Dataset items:
################

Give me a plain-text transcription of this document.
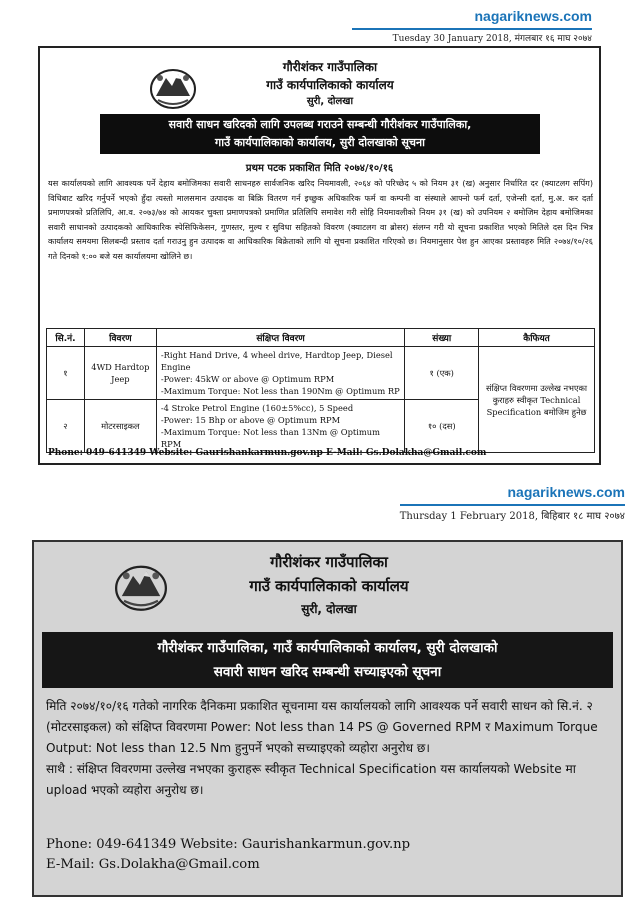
nagariknews.com
Tuesday 30 January 2018, मंगलबार १६ माघ २०७४
गौरीशंकर गाउँपालिका
गाउँ कार्यपालिकाको कार्यालय
सुरी, दोलखा
सवारी साधन खरिदको लागि उपलब्ध गराउने सम्बन्धी गौरीशंकर गाउँपालिका,
गाउँ कार्यपालिकाको कार्यालय, सुरी दोलखाको सूचना
प्रथम पटक प्रकाशित मिति २०७४/१०/१६
यस कार्यालयको लागि आवश्यक पर्ने देहाय बमोजिमका सवारी साधनहरु सार्वजनिक खरिद नियमावली, २०६४ को परिच्छेद ५ को नियम ३१ (ख) अनुसार निर्धारित दर (क्याटलग सपिंग) विधिबाट खरिद गर्नुपर्ने भएको हुँदा त्यस्तो मालसमान उत्पादक वा बिक्रि वितरण गर्न इच्छुक अधिकारिक फर्म वा कम्पनी वा संस्थाले आफ्नो फर्म दर्ता, एजेन्सी दर्ता, मु.अ. कर दर्ता प्रमाणपत्रको प्रतिलिपि, आ.व. २०७३/७४ को आयकर चुक्ता प्रमाणपत्रको प्रमाणित प्रतिलिपि समावेश गरी सोहि नियमावलीको नियम ३१ (ख) को उपनियम २ बमोजिम देहाय बमोजिमका सवारी साधानको उत्पादकको आधिकारिक स्पेसिफिकेसन, गुणस्तर, मुल्य र सुविधा सहितको विवरण (क्याटलग वा ब्रोसर) संलग्न गरी यो सूचना प्रकाशित भएको मितिले दस दिन भित्र कार्यालय समयमा सिलबन्दी प्रस्ताव दर्ता गराउनु हुन उत्पादक वा आधिकारिक बिक्रेताको लागि यो सूचना प्रकाशित गरिएको छ। नियमानुसार पेश हुन आएका प्रस्तावहरु मिति २०७४/१०/२६ गते दिनको १:०० बजे यस कार्यालयमा खोलिने छ।
सि.नं.	विवरण	संक्षिप्त विवरण	संख्या	कैफियत
१	4WD Hardtop Jeep	-Right Hand Drive, 4 wheel drive, Hardtop Jeep, Diesel Engine
-Power: 45kW or above @ Optimum RPM
-Maximum Torque: Not less than 190Nm @ Optimum RP	१ (एक)	संक्षिप्त विवरणमा उल्लेख नभएका कुराहरु स्वीकृत Technical Specification बमोजिम हुनेछ
२	मोटरसाइकल	-4 Stroke Petrol Engine (160±5%cc), 5 Speed
-Power: 15 Bhp or above @ Optimum RPM
-Maximum Torque: Not less than 13Nm @ Optimum RPM	१० (दस)	
Phone: 049-641349 Website: Gaurishankarmun.gov.np E-Mail: Gs.Dolakha@Gmail.com
nagariknews.com
Thursday 1 February 2018, बिहिबार १८ माघ २०७४
गौरीशंकर गाउँपालिका
गाउँ कार्यपालिकाको कार्यालय
सुरी, दोलखा
गौरीशंकर गाउँपालिका, गाउँ कार्यपालिकाको कार्यालय, सुरी दोलखाको
सवारी साधन खरिद सम्बन्धी सच्याइएको सूचना

मिति २०७४/१०/१६ गतेको नागरिक दैनिकमा प्रकाशित सूचनामा यस कार्यालयको लागि आवश्यक पर्ने सवारी साधन को सि.नं. २ (मोटरसाइकल) को संक्षिप्त विवरणमा Power: Not less than 14 PS @ Governed RPM र Maximum Torque Output: Not less than 12.5 Nm हुनुपर्ने भएको सच्याइएको व्यहोरा अनुरोध छ।

साथै : संक्षिप्त विवरणमा उल्लेख नभएका कुराहरू स्वीकृत Technical Specification यस कार्यालयको Website मा upload भएको व्यहोरा अनुरोध छ।

Phone: 049-641349 Website: Gaurishankarmun.gov.np
E-Mail: Gs.Dolakha@Gmail.com
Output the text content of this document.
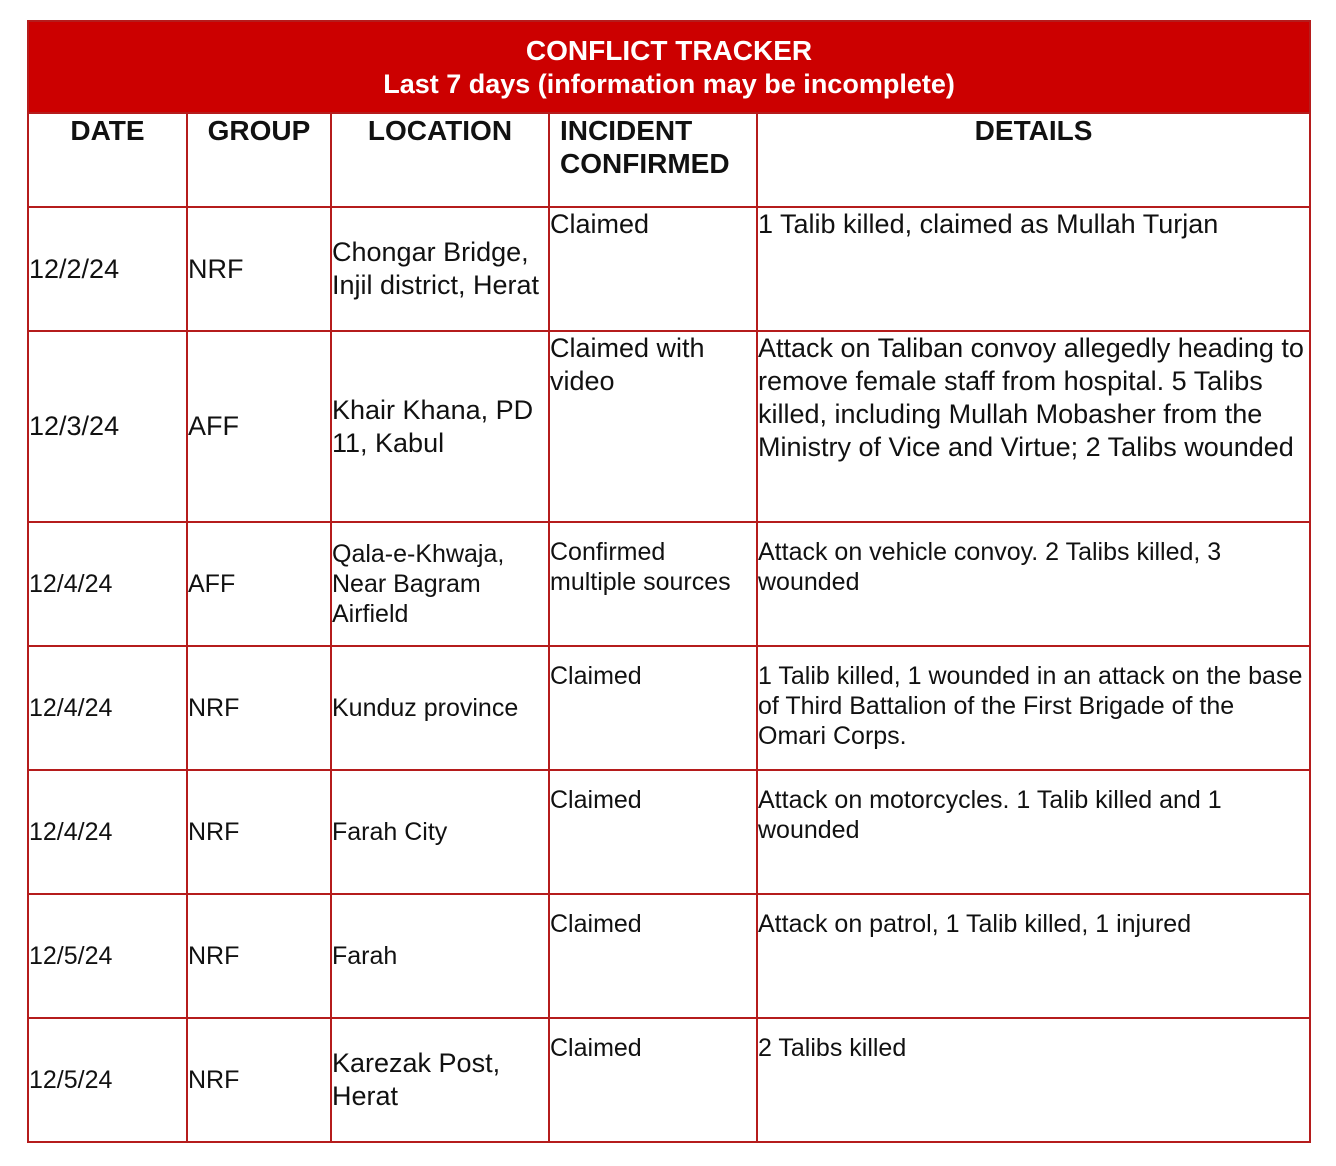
CONFLICT TRACKER
Last 7 days (information may be incomplete)				

DATE	GROUP	LOCATION	INCIDENT CONFIRMED	DETAILS
12/2/24	NRF	Chongar Bridge, Injil district, Herat	Claimed	1 Talib killed, claimed as Mullah Turjan
12/3/24	AFF	Khair Khana, PD 11, Kabul	Claimed with video	Attack on Taliban convoy allegedly heading to remove female staff from hospital. 5 Talibs killed, including Mullah Mobasher from the Ministry of Vice and Virtue; 2 Talibs wounded
12/4/24	AFF	Qala-e-Khwaja, Near Bagram Airfield	Confirmed multiple sources	Attack on vehicle convoy. 2 Talibs killed, 3 wounded
12/4/24	NRF	Kunduz province	Claimed	1 Talib killed, 1 wounded in an attack on the base of Third Battalion of the First Brigade of the Omari Corps.
12/4/24	NRF	Farah City	Claimed	Attack on motorcycles. 1 Talib killed and 1 wounded
12/5/24	NRF	Farah	Claimed	Attack on patrol, 1 Talib killed, 1 injured
12/5/24	NRF	Karezak Post, Herat	Claimed	2 Talibs killed
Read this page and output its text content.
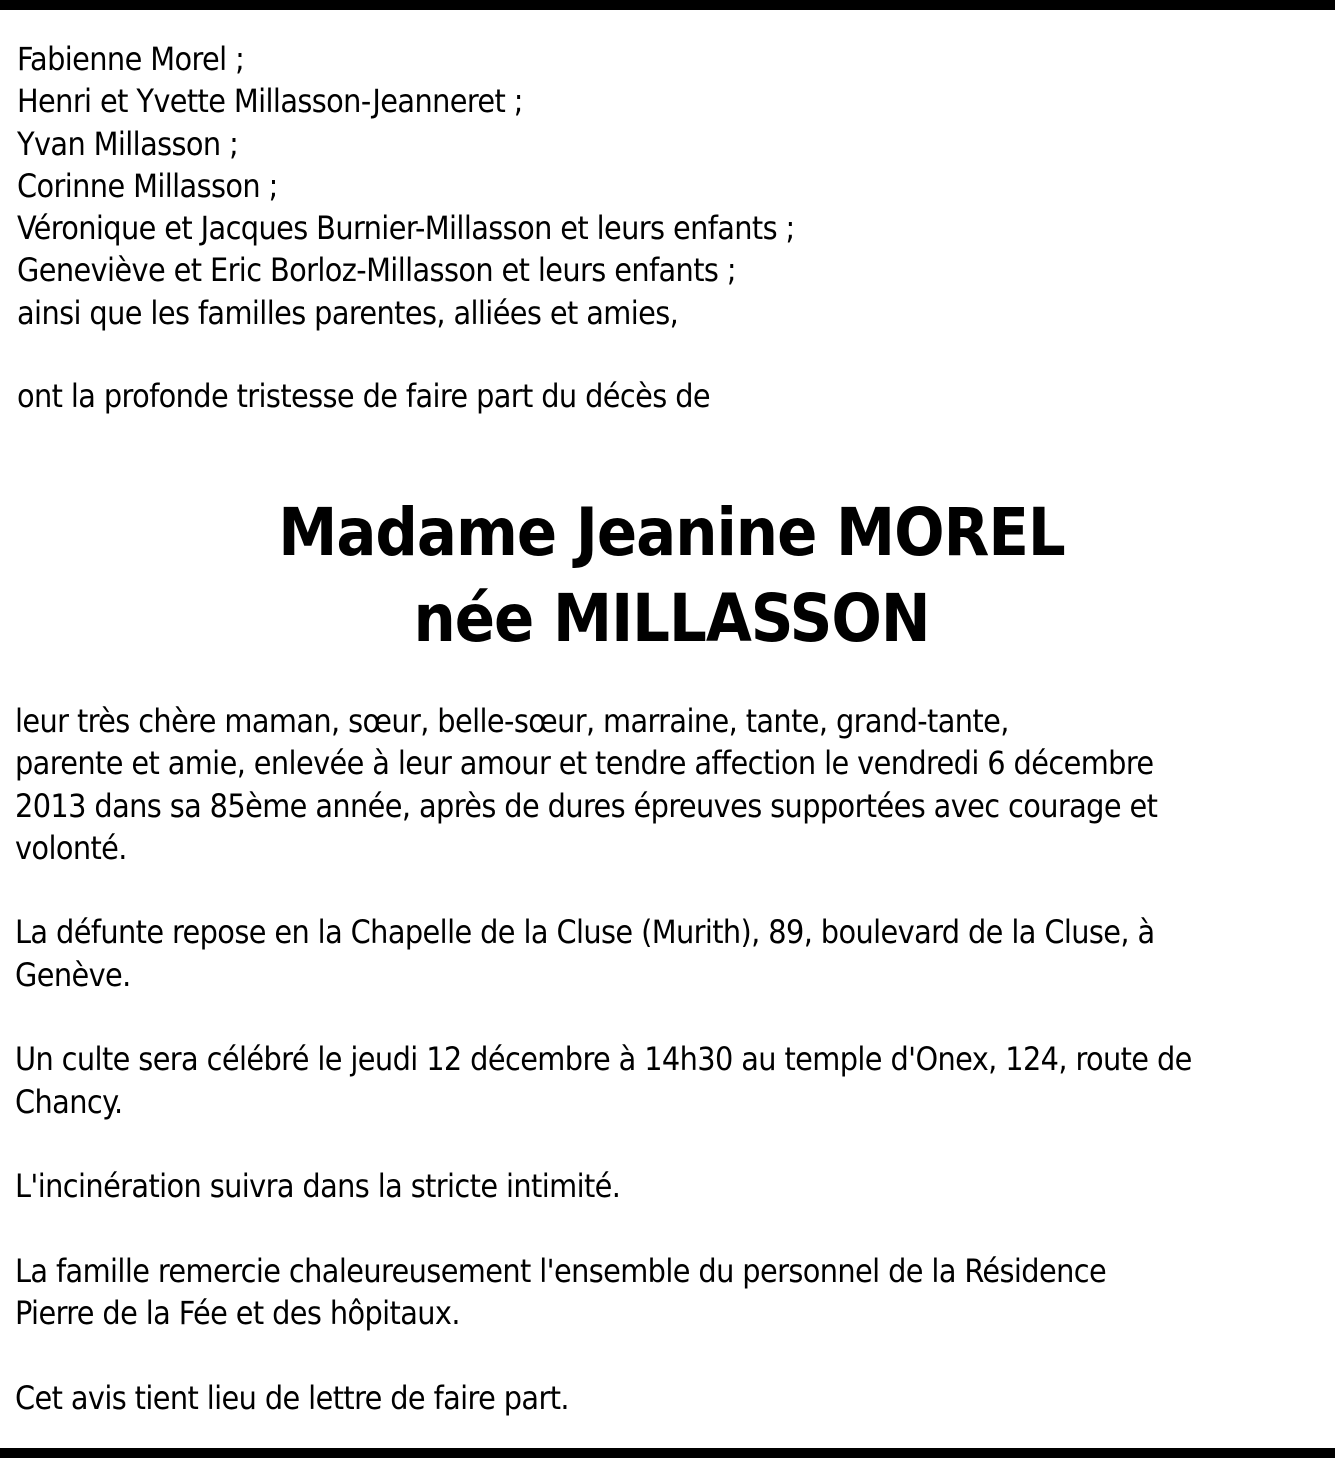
Fabienne Morel ;
Henri et Yvette Millasson-Jeanneret ;
Yvan Millasson ;
Corinne Millasson ;
Véronique et Jacques Burnier-Millasson et leurs enfants ;
Geneviève et Eric Borloz-Millasson et leurs enfants ;
ainsi que les familles parentes, alliées et amies,

ont la profonde tristesse de faire part du décès de

Madame Jeanine MOREL
née MILLASSON

leur très chère maman, sœur, belle-sœur, marraine, tante, grand-tante,
parente et amie, enlevée à leur amour et tendre affection le vendredi 6 décembre
2013 dans sa 85ème année, après de dures épreuves supportées avec courage et
volonté.

La défunte repose en la Chapelle de la Cluse (Murith), 89, boulevard de la Cluse, à
Genève.

Un culte sera célébré le jeudi 12 décembre à 14h30 au temple d'Onex, 124, route de
Chancy.

L'incinération suivra dans la stricte intimité.

La famille remercie chaleureusement l'ensemble du personnel de la Résidence
Pierre de la Fée et des hôpitaux.

Cet avis tient lieu de lettre de faire part.
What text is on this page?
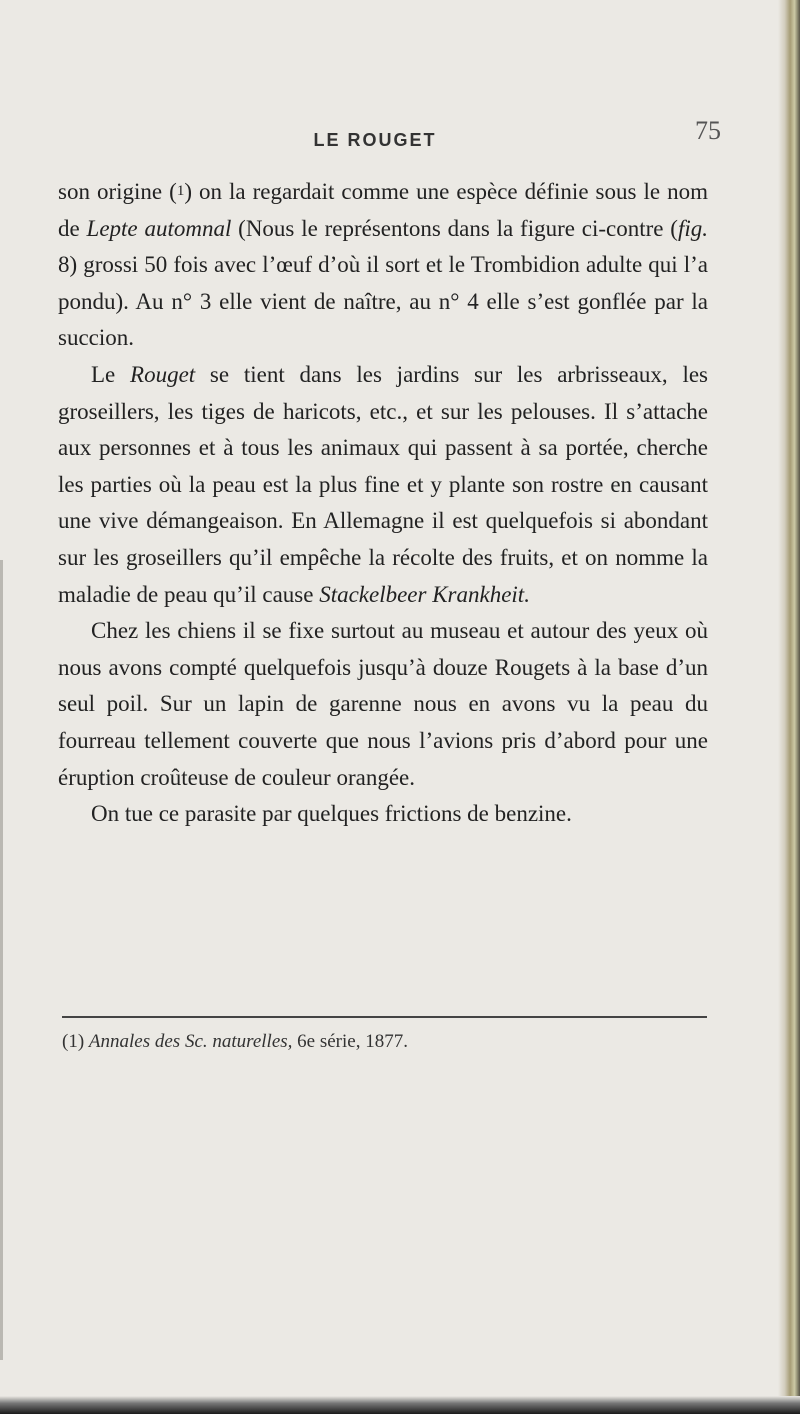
LE ROUGET	75

son origine (1) on la regardait comme une espèce définie sous le nom de Lepte automnal (Nous le représentons dans la figure ci-contre (fig. 8) grossi 50 fois avec l’œuf d’où il sort et le Trombidion adulte qui l’a pondu). Au n° 3 elle vient de naître, au n° 4 elle s’est gonflée par la succion.

Le Rouget se tient dans les jardins sur les arbrisseaux, les groseillers, les tiges de haricots, etc., et sur les pelouses. Il s’attache aux personnes et à tous les animaux qui passent à sa portée, cherche les parties où la peau est la plus fine et y plante son rostre en causant une vive démangeaison. En Allemagne il est quelquefois si abondant sur les groseillers qu’il empêche la récolte des fruits, et on nomme la maladie de peau qu’il cause Stackelbeer Krankheit.

Chez les chiens il se fixe surtout au museau et autour des yeux où nous avons compté quelquefois jusqu’à douze Rougets à la base d’un seul poil. Sur un lapin de garenne nous en avons vu la peau du fourreau tellement couverte que nous l’avions pris d’abord pour une éruption croûteuse de couleur orangée.

On tue ce parasite par quelques frictions de benzine.

(1) Annales des Sc. naturelles, 6e série, 1877.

################

Restate each line of the records exactly; pictures do not belong in the copy.

Full answer:
Give me a plain-text transcription of this document.
nagariknews.com
Tuesday 30 January 2018, मंगलबार १६ माघ २०७४
गौरीशंकर गाउँपालिका
गाउँ कार्यपालिकाको कार्यालय
सुरी, दोलखा
सवारी साधन खरिदको लागि उपलब्ध गराउने सम्बन्धी गौरीशंकर गाउँपालिका,
गाउँ कार्यपालिकाको कार्यालय, सुरी दोलखाको सूचना
प्रथम पटक प्रकाशित मिति २०७४/१०/१६
यस कार्यालयको लागि आवश्यक पर्ने देहाय बमोजिमका सवारी साधनहरु सार्वजनिक खरिद नियमावली, २०६४ को परिच्छेद ५ को नियम ३१ (ख) अनुसार निर्धारित दर (क्याटलग सपिंग) विधिबाट खरिद गर्नुपर्ने भएको हुँदा त्यस्तो मालसमान उत्पादक वा बिक्रि वितरण गर्न इच्छुक अधिकारिक फर्म वा कम्पनी वा संस्थाले आफ्नो फर्म दर्ता, एजेन्सी दर्ता, मु.अ. कर दर्ता प्रमाणपत्रको प्रतिलिपि, आ.व. २०७३/७४ को आयकर चुक्ता प्रमाणपत्रको प्रमाणित प्रतिलिपि समावेश गरी सोहि नियमावलीको नियम ३१ (ख) को उपनियम २ बमोजिम देहाय बमोजिमका सवारी साधानको उत्पादकको आधिकारिक स्पेसिफिकेसन, गुणस्तर, मुल्य र सुविधा सहितको विवरण (क्याटलग वा ब्रोसर) संलग्न गरी यो सूचना प्रकाशित भएको मितिले दस दिन भित्र कार्यालय समयमा सिलबन्दी प्रस्ताव दर्ता गराउनु हुन उत्पादक वा आधिकारिक बिक्रेताको लागि यो सूचना प्रकाशित गरिएको छ। नियमानुसार पेश हुन आएका प्रस्तावहरु मिति २०७४/१०/२६ गते दिनको १:०० बजे यस कार्यालयमा खोलिने छ।
सि.नं.	विवरण	संक्षिप्त विवरण	संख्या	कैफियत
१	4WD Hardtop Jeep	-Right Hand Drive, 4 wheel drive, Hardtop Jeep, Diesel Engine
-Power: 45kW or above @ Optimum RPM
-Maximum Torque: Not less than 190Nm @ Optimum RP	१ (एक)	संक्षिप्त विवरणमा उल्लेख नभएका कुराहरु स्वीकृत Technical Specification बमोजिम हुनेछ
२	मोटरसाइकल	-4 Stroke Petrol Engine (160±5%cc), 5 Speed
-Power: 15 Bhp or above @ Optimum RPM
-Maximum Torque: Not less than 13Nm @ Optimum RPM	१० (दस)	
Phone: 049-641349 Website: Gaurishankarmun.gov.np E-Mail: Gs.Dolakha@Gmail.com
nagariknews.com
Thursday 1 February 2018, बिहिबार १८ माघ २०७४
गौरीशंकर गाउँपालिका
गाउँ कार्यपालिकाको कार्यालय
सुरी, दोलखा
गौरीशंकर गाउँपालिका, गाउँ कार्यपालिकाको कार्यालय, सुरी दोलखाको
सवारी साधन खरिद सम्बन्धी सच्याइएको सूचना

मिति २०७४/१०/१६ गतेको नागरिक दैनिकमा प्रकाशित सूचनामा यस कार्यालयको लागि आवश्यक पर्ने सवारी साधन को सि.नं. २ (मोटरसाइकल) को संक्षिप्त विवरणमा Power: Not less than 14 PS @ Governed RPM र Maximum Torque Output: Not less than 12.5 Nm हुनुपर्ने भएको सच्याइएको व्यहोरा अनुरोध छ।

साथै : संक्षिप्त विवरणमा उल्लेख नभएका कुराहरू स्वीकृत Technical Specification यस कार्यालयको Website मा upload भएको व्यहोरा अनुरोध छ।

Phone: 049-641349 Website: Gaurishankarmun.gov.np
E-Mail: Gs.Dolakha@Gmail.com
Output the text content of this document.
CONFLICT TRACKER
Last 7 days (information may be incomplete)				

DATE	GROUP	LOCATION	INCIDENT CONFIRMED	DETAILS
12/2/24	NRF	Chongar Bridge, Injil district, Herat	Claimed	1 Talib killed, claimed as Mullah Turjan
12/3/24	AFF	Khair Khana, PD 11, Kabul	Claimed with video	Attack on Taliban convoy allegedly heading to remove female staff from hospital. 5 Talibs killed, including Mullah Mobasher from the Ministry of Vice and Virtue; 2 Talibs wounded
12/4/24	AFF	Qala-e-Khwaja, Near Bagram Airfield	Confirmed multiple sources	Attack on vehicle convoy. 2 Talibs killed, 3 wounded
12/4/24	NRF	Kunduz province	Claimed	1 Talib killed, 1 wounded in an attack on the base of Third Battalion of the First Brigade of the Omari Corps.
12/4/24	NRF	Farah City	Claimed	Attack on motorcycles. 1 Talib killed and 1 wounded
12/5/24	NRF	Farah	Claimed	Attack on patrol, 1 Talib killed, 1 injured
12/5/24	NRF	Karezak Post, Herat	Claimed	2 Talibs killed
Read this page and output its text content.
Fabienne Morel ;
Henri et Yvette Millasson-Jeanneret ;
Yvan Millasson ;
Corinne Millasson ;
Véronique et Jacques Burnier-Millasson et leurs enfants ;
Geneviève et Eric Borloz-Millasson et leurs enfants ;
ainsi que les familles parentes, alliées et amies,

ont la profonde tristesse de faire part du décès de

Madame Jeanine MOREL
née MILLASSON

leur très chère maman, sœur, belle-sœur, marraine, tante, grand-tante,
parente et amie, enlevée à leur amour et tendre affection le vendredi 6 décembre
2013 dans sa 85ème année, après de dures épreuves supportées avec courage et
volonté.

La défunte repose en la Chapelle de la Cluse (Murith), 89, boulevard de la Cluse, à
Genève.

Un culte sera célébré le jeudi 12 décembre à 14h30 au temple d'Onex, 124, route de
Chancy.

L'incinération suivra dans la stricte intimité.

La famille remercie chaleureusement l'ensemble du personnel de la Résidence
Pierre de la Fée et des hôpitaux.

Cet avis tient lieu de lettre de faire part.
What text is on this page?
LE ROUGET	75

son origine (1) on la regardait comme une espèce définie sous le nom de Lepte automnal (Nous le représentons dans la figure ci-contre (fig. 8) grossi 50 fois avec l’œuf d’où il sort et le Trombidion adulte qui l’a pondu). Au n° 3 elle vient de naître, au n° 4 elle s’est gonflée par la succion.

Le Rouget se tient dans les jardins sur les arbrisseaux, les groseillers, les tiges de haricots, etc., et sur les pelouses. Il s’attache aux personnes et à tous les animaux qui passent à sa portée, cherche les parties où la peau est la plus fine et y plante son rostre en causant une vive démangeaison. En Allemagne il est quelquefois si abondant sur les groseillers qu’il empêche la récolte des fruits, et on nomme la maladie de peau qu’il cause Stackelbeer Krankheit.

Chez les chiens il se fixe surtout au museau et autour des yeux où nous avons compté quelquefois jusqu’à douze Rougets à la base d’un seul poil. Sur un lapin de garenne nous en avons vu la peau du fourreau tellement couverte que nous l’avions pris d’abord pour une éruption croûteuse de couleur orangée.

On tue ce parasite par quelques frictions de benzine.

(1) Annales des Sc. naturelles, 6e série, 1877.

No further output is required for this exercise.